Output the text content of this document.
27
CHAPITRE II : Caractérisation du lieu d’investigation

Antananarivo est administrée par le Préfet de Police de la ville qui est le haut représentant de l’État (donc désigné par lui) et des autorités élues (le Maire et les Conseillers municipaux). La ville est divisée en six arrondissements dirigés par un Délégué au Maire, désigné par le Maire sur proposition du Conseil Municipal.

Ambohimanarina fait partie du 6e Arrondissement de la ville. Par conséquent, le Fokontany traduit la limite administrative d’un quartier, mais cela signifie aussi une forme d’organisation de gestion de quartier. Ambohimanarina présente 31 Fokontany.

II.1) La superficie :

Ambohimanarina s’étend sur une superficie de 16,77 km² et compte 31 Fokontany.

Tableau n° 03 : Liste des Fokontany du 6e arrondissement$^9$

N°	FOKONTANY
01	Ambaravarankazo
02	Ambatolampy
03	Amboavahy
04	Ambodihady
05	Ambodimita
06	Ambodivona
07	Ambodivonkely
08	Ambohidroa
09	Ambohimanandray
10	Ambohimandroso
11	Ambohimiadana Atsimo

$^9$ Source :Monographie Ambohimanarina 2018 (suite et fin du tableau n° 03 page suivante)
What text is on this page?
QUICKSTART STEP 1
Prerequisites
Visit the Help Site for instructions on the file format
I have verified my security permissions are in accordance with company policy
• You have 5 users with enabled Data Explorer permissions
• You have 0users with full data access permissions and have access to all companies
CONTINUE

_Directions for this task_
Return every line above that contains the word "ville".

_Completed task_
Antananarivo est administrée par le Préfet de Police de la ville qui est le haut représentant de l’État (donc désigné par lui) et des autorités élues (le Maire et les Conseillers municipaux). La ville est divisée en six arrondissements dirigés par un Délégué au Maire, désigné par le Maire sur proposition du Conseil Municipal.
Ambohimanarina fait partie du 6e Arrondissement de la ville. Par conséquent, le Fokontany traduit la limite administrative d’un quartier, mais cela signifie aussi une forme d’organisation de gestion de quartier. Ambohimanarina présente 31 Fokontany.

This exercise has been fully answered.